**Collection entries**
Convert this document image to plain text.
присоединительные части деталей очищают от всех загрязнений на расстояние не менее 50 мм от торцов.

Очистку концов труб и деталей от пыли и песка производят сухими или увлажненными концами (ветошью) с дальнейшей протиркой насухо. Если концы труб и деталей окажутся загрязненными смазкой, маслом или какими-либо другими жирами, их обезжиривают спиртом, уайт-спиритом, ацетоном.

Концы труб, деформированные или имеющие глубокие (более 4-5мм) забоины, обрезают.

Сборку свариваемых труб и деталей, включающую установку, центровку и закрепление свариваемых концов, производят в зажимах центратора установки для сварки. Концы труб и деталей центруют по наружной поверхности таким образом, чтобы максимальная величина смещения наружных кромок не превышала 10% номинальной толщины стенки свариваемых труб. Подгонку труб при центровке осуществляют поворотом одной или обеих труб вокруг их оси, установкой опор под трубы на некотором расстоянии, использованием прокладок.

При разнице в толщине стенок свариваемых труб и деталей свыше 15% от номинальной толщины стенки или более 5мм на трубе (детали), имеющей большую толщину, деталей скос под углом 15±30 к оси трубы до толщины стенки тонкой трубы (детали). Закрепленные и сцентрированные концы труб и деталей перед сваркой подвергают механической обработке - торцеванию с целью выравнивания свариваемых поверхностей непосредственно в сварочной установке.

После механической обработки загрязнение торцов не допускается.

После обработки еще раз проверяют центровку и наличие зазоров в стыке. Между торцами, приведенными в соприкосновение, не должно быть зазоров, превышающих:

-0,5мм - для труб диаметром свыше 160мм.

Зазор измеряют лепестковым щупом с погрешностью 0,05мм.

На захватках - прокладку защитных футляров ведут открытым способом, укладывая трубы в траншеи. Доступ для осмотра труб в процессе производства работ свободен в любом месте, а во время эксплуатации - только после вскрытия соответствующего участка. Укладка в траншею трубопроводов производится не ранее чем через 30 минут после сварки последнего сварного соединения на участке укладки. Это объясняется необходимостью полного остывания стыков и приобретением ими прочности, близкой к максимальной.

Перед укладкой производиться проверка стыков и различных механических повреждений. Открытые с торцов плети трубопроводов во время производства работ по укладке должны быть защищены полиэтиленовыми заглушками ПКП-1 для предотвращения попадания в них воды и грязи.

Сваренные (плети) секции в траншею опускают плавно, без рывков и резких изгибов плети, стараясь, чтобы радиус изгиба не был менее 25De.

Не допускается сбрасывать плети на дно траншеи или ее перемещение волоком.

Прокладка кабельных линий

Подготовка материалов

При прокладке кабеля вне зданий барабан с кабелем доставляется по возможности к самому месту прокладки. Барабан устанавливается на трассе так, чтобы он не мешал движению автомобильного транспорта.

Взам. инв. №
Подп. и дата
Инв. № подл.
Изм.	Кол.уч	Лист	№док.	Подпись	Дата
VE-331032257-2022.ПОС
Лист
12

**Task description**
In the records above, how many lines hold the string "допускается"? Reply with only the number.

**Exercise answer**
2